→ **Trecho de origem**:
◇ ◇ ◇

Isso explica a situação absurda ocorrida na privatização da CSN, onde um consórcio adquiriu uma empresa siderúrgica e, inexplicavelmente, também recebeu inúmeras outras propriedades que nada tem a ver com essa atividade. Ora, na verdade, o que ocorreu foi que, no momento da privatização, todos os IMÓVEIS NÃO OPERACIONAIS da CSN (isto é, aqueles que não se relacionam com a produção do aço) não poderiam ter sido incluídos como parte do capital da empresa, já que ela não nunca os comprou através de contratos normais de compra-e-venda de imóveis, mas sim os recebeu do Estado, após um ato de DESAPROPRIAÇÃO.

A lei é claríssima a este respeito: se ocorre DESVIO DE FINALIDADE nos imóveis desapropriados e eles deixam de cumprir sua FUNÇÃO SOCIAL, devem então ser imediatamente devolvidos à União. Em termos jurídicos, trata-se de uma nulidade que não prescreve, e por isso não importa se ocorreu há muito tempo: tratou-se de um erro do passado que pode e deve ser corrigido no presente. Ao adquirir a CSN, o consórcio vencedor do leilão adquiriu também imóveis que não poderiam ter sido incluídos no capital da empresa; portanto, tais imóveis devem ser imediatamente devolvidos à união.

Entendemos que o Grupo CSN tem todo o direito de defender seus interesses, se entender que foi prejudicado. Ele bem que se esforça em comprovar que pagou por esses imóveis não operacionais no momento da privatização - algo que está longe de ser consensual no meio jurídico. Mas o que queremos deixar claro é que, apesar das denúncias de inúmeras irregularidades ocorridas no leilão de privatização da empresa, nós aqui estamos tratando apenas e tão somente dos imóveis que não participam, de nenhuma forma, na produção do aço.

◇ ◇ ◇

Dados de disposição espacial
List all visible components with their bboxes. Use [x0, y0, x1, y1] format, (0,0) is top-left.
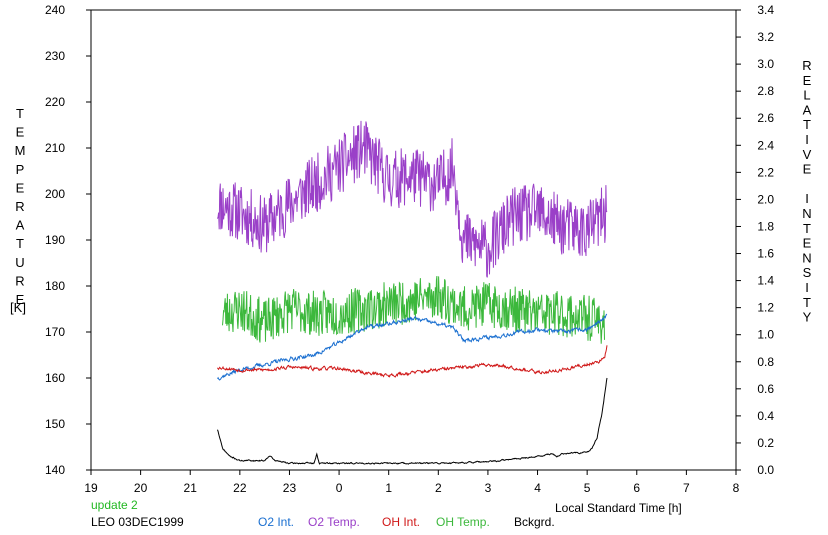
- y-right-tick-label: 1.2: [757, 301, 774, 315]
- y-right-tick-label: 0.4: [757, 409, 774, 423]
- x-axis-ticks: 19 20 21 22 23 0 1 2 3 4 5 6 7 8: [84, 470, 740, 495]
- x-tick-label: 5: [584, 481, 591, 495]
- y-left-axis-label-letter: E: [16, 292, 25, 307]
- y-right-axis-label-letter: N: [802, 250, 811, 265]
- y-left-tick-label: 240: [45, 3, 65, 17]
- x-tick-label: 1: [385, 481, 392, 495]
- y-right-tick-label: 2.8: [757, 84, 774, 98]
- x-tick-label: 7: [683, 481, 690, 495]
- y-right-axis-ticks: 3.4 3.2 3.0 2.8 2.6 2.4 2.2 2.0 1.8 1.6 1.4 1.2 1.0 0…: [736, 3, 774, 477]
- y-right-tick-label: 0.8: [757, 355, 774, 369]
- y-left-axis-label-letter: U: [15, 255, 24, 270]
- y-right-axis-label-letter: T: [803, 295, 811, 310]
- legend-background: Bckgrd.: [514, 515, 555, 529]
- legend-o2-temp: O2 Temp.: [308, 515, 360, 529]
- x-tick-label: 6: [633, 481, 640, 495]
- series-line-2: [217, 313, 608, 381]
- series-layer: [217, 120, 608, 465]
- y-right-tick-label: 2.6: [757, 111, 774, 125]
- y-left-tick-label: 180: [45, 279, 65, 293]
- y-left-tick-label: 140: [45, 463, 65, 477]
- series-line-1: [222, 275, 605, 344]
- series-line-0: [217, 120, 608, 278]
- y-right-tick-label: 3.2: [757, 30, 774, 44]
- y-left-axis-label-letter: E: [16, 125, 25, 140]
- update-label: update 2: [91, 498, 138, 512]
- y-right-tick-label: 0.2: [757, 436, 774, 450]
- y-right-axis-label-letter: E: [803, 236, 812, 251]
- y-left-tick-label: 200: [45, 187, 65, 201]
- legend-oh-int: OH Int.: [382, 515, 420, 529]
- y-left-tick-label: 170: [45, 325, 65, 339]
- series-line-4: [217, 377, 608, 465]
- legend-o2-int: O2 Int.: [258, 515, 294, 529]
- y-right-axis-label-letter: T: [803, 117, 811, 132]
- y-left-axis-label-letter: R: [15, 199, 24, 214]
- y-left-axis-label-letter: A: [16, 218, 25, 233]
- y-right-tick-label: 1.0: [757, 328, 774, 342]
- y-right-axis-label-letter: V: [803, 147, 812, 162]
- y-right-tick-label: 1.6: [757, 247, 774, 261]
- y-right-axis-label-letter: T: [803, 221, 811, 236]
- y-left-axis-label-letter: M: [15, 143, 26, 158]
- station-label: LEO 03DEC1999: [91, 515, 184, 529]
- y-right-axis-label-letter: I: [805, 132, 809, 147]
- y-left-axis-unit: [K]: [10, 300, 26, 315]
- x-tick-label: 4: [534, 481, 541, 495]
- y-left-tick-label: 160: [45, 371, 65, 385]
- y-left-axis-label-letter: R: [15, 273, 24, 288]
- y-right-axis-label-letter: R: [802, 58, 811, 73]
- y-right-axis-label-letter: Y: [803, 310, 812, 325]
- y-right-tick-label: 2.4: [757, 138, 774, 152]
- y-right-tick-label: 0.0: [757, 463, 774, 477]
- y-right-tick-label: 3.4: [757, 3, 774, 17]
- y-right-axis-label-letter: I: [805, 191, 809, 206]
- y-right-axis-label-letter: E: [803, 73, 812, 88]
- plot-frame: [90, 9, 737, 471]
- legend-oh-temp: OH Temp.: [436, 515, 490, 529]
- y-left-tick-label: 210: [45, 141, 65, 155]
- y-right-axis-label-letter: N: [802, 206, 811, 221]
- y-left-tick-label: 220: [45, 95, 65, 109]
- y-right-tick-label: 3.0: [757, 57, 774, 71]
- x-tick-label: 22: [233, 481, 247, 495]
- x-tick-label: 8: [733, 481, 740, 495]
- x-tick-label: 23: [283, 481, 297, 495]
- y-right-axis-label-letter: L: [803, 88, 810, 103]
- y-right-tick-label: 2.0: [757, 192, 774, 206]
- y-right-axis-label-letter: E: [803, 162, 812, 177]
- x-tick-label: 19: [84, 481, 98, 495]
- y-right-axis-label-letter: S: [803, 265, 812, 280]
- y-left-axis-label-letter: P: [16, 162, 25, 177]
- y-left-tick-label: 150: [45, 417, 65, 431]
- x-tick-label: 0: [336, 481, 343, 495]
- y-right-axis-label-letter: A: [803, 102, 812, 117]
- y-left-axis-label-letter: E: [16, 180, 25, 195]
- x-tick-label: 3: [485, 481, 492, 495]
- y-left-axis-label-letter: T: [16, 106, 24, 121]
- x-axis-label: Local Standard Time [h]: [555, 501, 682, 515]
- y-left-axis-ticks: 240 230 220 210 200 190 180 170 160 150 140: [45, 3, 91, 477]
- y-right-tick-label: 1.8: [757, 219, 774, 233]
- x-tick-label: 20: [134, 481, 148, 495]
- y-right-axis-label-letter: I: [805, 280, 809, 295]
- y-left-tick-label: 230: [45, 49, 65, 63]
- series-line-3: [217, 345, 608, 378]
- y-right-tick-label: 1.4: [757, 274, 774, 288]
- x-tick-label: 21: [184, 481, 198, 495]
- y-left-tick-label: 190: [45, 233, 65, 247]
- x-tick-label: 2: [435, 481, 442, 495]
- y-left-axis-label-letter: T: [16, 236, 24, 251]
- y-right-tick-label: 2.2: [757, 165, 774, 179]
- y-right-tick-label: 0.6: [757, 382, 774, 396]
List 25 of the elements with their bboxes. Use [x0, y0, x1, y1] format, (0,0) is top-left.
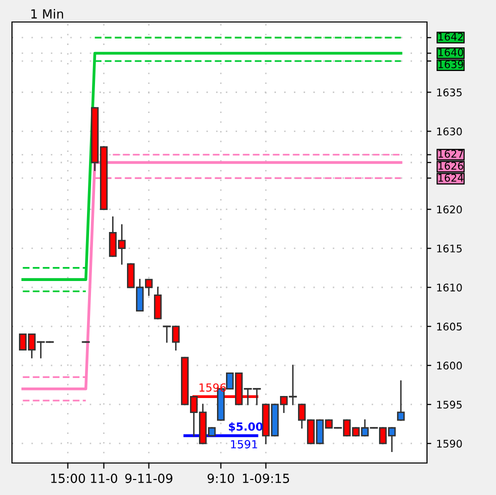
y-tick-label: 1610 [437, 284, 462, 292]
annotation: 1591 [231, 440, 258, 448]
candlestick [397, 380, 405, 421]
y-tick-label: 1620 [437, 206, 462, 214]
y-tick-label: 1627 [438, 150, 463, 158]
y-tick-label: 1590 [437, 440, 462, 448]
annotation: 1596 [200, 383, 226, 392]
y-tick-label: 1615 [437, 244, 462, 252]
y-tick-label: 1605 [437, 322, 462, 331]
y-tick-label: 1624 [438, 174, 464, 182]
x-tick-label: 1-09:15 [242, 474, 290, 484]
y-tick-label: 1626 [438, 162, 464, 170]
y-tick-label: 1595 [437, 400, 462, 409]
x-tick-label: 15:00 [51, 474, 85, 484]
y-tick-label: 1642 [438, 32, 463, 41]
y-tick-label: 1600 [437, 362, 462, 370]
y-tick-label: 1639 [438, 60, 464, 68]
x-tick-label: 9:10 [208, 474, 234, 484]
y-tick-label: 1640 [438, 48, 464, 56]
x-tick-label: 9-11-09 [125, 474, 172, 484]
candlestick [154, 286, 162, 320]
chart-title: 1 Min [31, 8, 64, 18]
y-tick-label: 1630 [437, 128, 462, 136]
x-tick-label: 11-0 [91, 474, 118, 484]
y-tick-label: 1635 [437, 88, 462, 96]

◇ ◇ ◇

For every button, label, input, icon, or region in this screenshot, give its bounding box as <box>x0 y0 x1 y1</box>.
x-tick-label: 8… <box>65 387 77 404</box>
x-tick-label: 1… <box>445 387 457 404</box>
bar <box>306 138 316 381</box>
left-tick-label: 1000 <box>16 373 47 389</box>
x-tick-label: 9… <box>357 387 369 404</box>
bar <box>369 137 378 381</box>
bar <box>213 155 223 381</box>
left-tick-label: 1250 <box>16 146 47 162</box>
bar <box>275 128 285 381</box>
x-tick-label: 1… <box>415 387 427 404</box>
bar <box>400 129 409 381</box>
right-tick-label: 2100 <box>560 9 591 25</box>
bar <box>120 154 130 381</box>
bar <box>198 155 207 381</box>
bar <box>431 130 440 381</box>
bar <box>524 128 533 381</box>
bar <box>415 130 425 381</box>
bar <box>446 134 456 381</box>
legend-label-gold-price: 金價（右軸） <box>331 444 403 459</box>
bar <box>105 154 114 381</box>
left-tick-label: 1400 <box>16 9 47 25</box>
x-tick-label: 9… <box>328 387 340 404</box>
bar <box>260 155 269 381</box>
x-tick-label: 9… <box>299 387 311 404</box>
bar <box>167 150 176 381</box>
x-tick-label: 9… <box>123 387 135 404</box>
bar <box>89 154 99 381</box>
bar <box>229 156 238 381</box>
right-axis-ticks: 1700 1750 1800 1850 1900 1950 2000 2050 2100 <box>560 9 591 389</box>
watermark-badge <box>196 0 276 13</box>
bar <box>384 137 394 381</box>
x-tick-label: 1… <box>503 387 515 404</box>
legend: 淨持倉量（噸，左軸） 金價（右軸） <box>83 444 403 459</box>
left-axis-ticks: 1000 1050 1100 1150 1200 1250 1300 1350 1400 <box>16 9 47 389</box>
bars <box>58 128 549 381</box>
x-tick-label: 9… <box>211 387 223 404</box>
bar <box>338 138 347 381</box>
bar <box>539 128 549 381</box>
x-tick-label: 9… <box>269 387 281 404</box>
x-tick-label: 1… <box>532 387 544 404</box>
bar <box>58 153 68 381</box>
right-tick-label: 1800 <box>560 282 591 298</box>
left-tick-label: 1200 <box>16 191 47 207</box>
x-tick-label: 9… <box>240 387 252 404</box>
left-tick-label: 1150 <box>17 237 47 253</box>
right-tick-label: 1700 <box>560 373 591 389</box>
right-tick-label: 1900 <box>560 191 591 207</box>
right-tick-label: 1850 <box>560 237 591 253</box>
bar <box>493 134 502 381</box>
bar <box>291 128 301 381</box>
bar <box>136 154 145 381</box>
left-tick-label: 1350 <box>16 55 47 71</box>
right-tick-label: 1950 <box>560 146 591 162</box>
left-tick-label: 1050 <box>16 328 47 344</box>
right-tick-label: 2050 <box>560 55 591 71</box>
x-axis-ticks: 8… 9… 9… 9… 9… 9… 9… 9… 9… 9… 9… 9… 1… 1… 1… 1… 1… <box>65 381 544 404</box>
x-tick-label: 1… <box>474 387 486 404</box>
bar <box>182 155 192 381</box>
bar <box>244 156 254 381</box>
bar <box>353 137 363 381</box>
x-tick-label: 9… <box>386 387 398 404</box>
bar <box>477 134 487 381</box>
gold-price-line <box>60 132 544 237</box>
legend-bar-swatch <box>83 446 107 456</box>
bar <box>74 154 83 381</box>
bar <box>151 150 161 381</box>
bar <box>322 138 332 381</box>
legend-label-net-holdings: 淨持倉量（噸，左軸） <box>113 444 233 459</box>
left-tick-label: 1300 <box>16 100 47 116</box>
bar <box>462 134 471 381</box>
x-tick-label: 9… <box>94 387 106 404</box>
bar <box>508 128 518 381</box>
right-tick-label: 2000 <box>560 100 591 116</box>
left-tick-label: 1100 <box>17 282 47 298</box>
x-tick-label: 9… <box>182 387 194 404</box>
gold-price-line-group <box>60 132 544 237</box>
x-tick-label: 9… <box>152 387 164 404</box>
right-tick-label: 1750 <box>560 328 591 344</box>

◇ ◇ ◇

→ **Problema curto A**: Transcreva literalmente o trecho sobre a privatização da CSN, de "A lei é claríssima" até "devem ser imediatamente devolvidos à união.".
→ **Problema curto B**: Cite sem alterações as linhas dos registros, da linha com "For every button, label, input, icon, or" até a linha com "bar <box>229 156 238 381</box>", incluindo as duas.

→ **Resultado correto A**:
A lei é claríssima a este respeito: se ocorre DESVIO DE FINALIDADE nos imóveis desapropriados e eles deixam de cumprir sua FUNÇÃO SOCIAL, devem então ser imediatamente devolvidos à União. Em termos jurídicos, trata-se de uma nulidade que não prescreve, e por isso não importa se ocorreu há muito tempo: tratou-se de um erro do passado que pode e deve ser corrigido no presente. Ao adquirir a CSN, o consórcio vencedor do leilão adquiriu também imóveis que não poderiam ter sido incluídos no capital da empresa; portanto, tais imóveis devem ser imediatamente devolvidos à união.

→ **Resultado correto B**:
For every button, label, input, icon, or region in this screenshot, give its bounding box as <box>x0 y0 x1 y1</box>.
x-tick-label: 8… <box>65 387 77 404</box>
x-tick-label: 1… <box>445 387 457 404</box>
bar <box>306 138 316 381</box>
left-tick-label: 1000 <box>16 373 47 389</box>
x-tick-label: 9… <box>357 387 369 404</box>
bar <box>369 137 378 381</box>
bar <box>213 155 223 381</box>
left-tick-label: 1250 <box>16 146 47 162</box>
bar <box>275 128 285 381</box>
x-tick-label: 1… <box>415 387 427 404</box>
bar <box>400 129 409 381</box>
right-tick-label: 2100 <box>560 9 591 25</box>
bar <box>120 154 130 381</box>
bar <box>198 155 207 381</box>
bar <box>431 130 440 381</box>
bar <box>524 128 533 381</box>
bar <box>415 130 425 381</box>
bar <box>446 134 456 381</box>
legend-label-gold-price: 金價（右軸） <box>331 444 403 459</box>
bar <box>105 154 114 381</box>
left-tick-label: 1400 <box>16 9 47 25</box>
x-tick-label: 9… <box>328 387 340 404</box>
bar <box>260 155 269 381</box>
x-tick-label: 9… <box>299 387 311 404</box>
bar <box>167 150 176 381</box>
x-tick-label: 9… <box>123 387 135 404</box>
bar <box>89 154 99 381</box>
bar <box>229 156 238 381</box>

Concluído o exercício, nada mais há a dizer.